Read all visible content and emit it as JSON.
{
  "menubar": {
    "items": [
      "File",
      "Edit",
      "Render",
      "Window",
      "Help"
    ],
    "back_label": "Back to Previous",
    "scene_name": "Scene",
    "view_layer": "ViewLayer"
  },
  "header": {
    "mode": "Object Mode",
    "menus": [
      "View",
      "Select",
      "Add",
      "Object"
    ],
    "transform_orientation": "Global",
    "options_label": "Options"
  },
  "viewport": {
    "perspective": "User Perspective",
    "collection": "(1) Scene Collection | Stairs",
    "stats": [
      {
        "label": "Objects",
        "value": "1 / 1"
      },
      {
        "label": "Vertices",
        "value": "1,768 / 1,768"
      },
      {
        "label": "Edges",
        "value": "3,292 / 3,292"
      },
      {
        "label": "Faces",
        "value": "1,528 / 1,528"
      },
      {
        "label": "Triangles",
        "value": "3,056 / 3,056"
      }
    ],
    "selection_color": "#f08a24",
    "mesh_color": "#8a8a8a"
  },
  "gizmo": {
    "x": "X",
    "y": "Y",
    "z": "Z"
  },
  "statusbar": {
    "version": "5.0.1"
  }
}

## EXERCISE REQUIREMENTS
Transcribe each entry precisely, missing none.

## OUTPUT FOR THIS EXERCISE
Read all visible content and emit it as JSON.
{
  "menubar": {
    "items": [
      "File",
      "Edit",
      "Render",
      "Window",
      "Help"
    ],
    "back_label": "Back to Previous",
    "scene_name": "Scene",
    "view_layer": "ViewLayer"
  },
  "header": {
    "mode": "Object Mode",
    "menus": [
      "View",
      "Select",
      "Add",
      "Object"
    ],
    "transform_orientation": "Global",
    "options_label": "Options"
  },
  "viewport": {
    "perspective": "User Perspective",
    "collection": "(1) Scene Collection | Stairs",
    "stats": [
      {
        "label": "Objects",
        "value": "1 / 1"
      },
      {
        "label": "Vertices",
        "value": "1,768 / 1,768"
      },
      {
        "label": "Edges",
        "value": "3,292 / 3,292"
      },
      {
        "label": "Faces",
        "value": "1,528 / 1,528"
      },
      {
        "label": "Triangles",
        "value": "3,056 / 3,056"
      }
    ],
    "selection_color": "#f08a24",
    "mesh_color": "#8a8a8a"
  },
  "gizmo": {
    "x": "X",
    "y": "Y",
    "z": "Z"
  },
  "statusbar": {
    "version": "5.0.1"
  }
}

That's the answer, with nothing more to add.